__WHAT THE TASK REQUIRES__: Search the listing below for the string "bath" and copy every line where it occurs.

>>

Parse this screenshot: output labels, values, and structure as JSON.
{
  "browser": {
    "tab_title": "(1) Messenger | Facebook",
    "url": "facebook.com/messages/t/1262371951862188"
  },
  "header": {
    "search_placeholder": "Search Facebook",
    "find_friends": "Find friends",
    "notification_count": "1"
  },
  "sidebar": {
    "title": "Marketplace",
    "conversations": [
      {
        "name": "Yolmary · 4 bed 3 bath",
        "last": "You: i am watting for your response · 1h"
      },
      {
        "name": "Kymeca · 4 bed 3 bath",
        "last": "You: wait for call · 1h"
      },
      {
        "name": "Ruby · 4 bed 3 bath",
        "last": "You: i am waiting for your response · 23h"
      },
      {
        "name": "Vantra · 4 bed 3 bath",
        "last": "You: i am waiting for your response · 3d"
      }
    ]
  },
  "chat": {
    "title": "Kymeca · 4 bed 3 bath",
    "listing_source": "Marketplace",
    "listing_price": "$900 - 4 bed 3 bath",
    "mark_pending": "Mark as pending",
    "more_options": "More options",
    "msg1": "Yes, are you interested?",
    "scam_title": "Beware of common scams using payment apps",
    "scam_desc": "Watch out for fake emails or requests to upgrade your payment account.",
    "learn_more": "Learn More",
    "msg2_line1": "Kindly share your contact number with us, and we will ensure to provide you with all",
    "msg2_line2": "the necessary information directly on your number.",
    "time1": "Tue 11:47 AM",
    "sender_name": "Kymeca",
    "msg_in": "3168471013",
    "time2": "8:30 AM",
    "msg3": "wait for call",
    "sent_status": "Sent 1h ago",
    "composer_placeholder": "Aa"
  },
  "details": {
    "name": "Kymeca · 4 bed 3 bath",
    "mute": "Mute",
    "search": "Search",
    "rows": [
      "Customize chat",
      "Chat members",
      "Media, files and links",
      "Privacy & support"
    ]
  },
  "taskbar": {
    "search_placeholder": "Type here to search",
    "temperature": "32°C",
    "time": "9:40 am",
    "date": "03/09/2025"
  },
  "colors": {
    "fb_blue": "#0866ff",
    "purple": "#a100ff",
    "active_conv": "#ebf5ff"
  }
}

<<

__RESULT OF THIS TASK__:
        "name": "Yolmary · 4 bed 3 bath",
        "name": "Kymeca · 4 bed 3 bath",
        "name": "Ruby · 4 bed 3 bath",
        "name": "Vantra · 4 bed 3 bath",
    "title": "Kymeca · 4 bed 3 bath",
    "listing_price": "$900 - 4 bed 3 bath",
    "name": "Kymeca · 4 bed 3 bath",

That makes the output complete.